━━ DATA TO PROCESS

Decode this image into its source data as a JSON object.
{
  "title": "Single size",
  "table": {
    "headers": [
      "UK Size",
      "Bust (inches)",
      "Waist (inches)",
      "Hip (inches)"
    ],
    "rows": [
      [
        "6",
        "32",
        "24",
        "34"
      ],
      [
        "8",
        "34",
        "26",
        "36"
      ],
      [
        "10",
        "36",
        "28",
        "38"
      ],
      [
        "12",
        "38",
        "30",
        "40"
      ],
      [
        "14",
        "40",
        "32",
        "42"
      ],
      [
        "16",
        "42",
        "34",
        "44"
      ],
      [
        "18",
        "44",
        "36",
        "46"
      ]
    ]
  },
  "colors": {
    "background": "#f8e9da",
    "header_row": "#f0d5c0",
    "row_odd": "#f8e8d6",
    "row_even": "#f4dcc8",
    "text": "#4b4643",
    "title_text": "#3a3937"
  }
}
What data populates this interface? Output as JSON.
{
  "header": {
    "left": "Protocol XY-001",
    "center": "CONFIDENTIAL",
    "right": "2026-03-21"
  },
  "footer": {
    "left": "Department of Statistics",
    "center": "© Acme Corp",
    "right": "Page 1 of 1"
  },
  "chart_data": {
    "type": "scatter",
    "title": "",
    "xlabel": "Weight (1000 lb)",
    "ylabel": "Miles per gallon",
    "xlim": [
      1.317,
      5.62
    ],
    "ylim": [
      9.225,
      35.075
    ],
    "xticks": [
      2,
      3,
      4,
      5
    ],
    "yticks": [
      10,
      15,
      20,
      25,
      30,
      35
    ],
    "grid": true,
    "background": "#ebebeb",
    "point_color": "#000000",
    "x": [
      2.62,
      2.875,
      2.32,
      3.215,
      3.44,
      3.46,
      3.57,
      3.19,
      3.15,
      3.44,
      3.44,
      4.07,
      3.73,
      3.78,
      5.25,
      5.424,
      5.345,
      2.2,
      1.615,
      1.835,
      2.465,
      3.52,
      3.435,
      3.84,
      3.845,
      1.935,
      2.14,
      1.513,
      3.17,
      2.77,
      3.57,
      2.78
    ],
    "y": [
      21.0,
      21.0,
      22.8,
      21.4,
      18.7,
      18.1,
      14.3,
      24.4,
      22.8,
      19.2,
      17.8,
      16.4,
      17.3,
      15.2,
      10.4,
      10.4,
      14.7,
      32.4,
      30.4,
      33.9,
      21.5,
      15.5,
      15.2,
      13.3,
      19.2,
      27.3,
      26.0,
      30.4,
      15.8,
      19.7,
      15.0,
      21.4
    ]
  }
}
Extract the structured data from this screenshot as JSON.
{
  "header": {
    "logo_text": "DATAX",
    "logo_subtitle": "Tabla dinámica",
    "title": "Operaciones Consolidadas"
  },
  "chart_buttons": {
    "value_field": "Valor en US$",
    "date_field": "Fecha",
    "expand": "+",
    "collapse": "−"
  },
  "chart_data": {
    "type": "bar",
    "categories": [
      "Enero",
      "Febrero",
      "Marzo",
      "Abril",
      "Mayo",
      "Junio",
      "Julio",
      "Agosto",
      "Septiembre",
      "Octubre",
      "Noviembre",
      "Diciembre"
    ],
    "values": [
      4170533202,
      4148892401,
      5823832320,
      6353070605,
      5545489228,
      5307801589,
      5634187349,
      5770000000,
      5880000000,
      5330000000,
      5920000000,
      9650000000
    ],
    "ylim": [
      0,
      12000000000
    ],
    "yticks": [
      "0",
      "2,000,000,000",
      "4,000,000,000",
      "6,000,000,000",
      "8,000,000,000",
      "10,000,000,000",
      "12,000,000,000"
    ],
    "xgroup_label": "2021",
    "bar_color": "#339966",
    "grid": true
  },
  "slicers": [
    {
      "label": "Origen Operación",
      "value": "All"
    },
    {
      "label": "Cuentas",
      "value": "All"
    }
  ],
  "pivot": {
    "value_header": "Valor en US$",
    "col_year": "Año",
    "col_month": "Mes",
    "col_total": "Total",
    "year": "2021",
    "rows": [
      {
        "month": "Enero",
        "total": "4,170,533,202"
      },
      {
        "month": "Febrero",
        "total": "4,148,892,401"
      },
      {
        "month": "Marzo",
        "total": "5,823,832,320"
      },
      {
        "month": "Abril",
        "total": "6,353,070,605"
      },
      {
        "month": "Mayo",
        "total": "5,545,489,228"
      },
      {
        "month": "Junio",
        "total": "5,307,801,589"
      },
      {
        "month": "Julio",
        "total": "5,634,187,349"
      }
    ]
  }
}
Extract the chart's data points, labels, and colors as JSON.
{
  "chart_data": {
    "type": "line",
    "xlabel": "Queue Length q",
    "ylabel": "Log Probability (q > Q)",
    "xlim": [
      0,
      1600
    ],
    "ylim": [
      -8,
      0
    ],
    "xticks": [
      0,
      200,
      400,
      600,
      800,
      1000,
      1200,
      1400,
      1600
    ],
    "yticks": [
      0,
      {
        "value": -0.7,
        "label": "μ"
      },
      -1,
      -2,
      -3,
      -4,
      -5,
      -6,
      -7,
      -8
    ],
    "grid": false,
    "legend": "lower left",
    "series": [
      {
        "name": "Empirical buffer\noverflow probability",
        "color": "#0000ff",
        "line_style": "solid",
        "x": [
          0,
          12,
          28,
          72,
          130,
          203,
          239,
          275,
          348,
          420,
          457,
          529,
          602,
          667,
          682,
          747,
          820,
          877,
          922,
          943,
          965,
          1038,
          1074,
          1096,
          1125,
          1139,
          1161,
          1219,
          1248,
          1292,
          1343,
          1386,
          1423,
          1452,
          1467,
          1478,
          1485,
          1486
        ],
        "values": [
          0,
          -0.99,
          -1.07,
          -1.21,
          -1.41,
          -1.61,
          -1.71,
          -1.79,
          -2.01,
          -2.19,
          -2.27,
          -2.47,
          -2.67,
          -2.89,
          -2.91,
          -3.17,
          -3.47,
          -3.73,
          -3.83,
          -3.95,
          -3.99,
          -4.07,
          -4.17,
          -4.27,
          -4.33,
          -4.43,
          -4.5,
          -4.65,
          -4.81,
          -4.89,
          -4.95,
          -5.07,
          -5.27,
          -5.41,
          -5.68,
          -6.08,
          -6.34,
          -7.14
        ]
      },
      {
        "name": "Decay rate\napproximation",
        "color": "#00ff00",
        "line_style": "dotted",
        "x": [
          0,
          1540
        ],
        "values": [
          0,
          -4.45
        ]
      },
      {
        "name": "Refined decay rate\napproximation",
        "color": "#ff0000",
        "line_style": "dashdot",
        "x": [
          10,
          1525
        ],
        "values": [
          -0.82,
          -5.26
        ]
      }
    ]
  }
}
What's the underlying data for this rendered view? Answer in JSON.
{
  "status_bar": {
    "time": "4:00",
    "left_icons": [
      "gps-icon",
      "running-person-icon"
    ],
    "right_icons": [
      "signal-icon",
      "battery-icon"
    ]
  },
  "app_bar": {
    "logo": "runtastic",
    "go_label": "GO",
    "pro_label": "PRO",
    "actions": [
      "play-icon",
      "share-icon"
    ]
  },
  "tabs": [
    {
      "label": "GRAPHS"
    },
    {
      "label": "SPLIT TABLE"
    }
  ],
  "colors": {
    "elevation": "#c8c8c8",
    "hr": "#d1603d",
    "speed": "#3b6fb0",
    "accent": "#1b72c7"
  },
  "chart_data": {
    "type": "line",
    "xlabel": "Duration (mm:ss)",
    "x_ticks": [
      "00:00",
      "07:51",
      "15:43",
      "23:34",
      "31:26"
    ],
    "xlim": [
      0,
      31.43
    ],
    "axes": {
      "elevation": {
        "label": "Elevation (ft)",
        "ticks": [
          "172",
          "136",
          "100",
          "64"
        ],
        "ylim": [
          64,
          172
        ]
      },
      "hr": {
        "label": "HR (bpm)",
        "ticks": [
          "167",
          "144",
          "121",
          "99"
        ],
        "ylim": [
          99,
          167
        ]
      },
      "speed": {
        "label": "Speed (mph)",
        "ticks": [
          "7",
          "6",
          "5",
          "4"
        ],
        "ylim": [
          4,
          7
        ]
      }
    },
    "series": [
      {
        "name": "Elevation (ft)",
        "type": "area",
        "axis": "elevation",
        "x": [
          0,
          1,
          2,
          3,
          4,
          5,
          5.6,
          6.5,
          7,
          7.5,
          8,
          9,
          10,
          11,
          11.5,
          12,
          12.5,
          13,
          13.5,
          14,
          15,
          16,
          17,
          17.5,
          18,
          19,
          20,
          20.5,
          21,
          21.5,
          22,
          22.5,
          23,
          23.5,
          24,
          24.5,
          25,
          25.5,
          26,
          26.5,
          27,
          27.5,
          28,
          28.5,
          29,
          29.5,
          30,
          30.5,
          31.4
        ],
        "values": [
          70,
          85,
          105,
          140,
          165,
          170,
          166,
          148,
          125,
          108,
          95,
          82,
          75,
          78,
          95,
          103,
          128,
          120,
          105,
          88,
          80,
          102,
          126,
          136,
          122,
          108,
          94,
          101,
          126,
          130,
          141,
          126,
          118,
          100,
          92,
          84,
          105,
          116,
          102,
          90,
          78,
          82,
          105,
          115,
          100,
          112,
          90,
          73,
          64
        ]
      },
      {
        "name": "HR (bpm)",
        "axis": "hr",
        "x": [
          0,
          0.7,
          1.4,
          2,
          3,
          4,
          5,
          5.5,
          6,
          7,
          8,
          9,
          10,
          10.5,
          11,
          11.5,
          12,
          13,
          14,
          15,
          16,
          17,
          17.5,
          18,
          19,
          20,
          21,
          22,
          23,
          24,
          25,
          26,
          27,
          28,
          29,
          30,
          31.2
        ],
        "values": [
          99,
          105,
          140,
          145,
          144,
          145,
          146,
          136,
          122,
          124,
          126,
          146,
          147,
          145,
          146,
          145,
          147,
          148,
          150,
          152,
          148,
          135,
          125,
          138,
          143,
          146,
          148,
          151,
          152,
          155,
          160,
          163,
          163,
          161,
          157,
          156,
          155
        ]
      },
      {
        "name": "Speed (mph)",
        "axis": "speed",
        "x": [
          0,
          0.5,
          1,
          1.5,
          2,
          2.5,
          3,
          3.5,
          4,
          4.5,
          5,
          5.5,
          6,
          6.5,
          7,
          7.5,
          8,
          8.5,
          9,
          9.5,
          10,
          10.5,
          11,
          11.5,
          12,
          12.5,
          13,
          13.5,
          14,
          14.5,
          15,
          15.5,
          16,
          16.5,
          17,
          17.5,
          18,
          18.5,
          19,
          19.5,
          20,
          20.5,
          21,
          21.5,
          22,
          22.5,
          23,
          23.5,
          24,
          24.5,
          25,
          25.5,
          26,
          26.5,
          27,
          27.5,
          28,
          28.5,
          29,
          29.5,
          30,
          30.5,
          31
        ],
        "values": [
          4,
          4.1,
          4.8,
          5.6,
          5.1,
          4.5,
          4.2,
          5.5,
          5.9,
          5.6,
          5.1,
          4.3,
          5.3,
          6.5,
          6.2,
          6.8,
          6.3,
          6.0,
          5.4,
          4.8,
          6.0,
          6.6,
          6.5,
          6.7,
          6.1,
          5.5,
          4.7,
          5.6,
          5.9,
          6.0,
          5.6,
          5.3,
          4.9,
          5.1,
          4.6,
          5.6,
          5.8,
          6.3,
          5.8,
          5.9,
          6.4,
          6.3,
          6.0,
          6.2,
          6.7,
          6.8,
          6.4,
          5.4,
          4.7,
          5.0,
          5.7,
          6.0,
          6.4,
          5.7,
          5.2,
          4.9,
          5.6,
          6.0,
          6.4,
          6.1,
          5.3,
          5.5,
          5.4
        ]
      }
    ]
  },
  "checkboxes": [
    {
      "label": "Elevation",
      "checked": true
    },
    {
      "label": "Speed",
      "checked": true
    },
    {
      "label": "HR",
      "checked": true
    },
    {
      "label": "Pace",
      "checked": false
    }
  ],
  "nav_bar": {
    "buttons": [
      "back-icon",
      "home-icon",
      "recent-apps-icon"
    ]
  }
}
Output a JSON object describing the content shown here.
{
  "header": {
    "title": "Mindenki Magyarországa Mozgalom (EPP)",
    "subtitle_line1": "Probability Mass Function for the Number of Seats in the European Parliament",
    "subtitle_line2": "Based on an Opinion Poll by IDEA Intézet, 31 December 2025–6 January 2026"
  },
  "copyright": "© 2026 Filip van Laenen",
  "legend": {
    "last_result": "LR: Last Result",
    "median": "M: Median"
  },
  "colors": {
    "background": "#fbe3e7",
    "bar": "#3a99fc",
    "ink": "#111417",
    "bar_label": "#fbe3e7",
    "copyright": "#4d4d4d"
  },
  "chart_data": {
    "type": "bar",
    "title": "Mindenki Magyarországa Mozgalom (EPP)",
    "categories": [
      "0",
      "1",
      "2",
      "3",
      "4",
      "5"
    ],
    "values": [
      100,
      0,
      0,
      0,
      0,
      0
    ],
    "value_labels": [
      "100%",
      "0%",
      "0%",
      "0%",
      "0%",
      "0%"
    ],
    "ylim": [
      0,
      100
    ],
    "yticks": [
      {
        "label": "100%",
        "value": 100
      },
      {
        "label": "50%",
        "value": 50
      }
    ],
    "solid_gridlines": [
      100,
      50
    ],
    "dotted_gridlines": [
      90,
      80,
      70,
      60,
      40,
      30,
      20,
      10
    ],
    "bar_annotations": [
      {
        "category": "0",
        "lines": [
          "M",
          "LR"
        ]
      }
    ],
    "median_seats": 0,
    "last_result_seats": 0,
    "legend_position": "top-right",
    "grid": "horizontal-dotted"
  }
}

━━━━

> [GOAL OF THE EXERCISE]:
Say how many lines in the entries contain the string "inches", and leave out everything else.

> [FINAL RESULT]:
3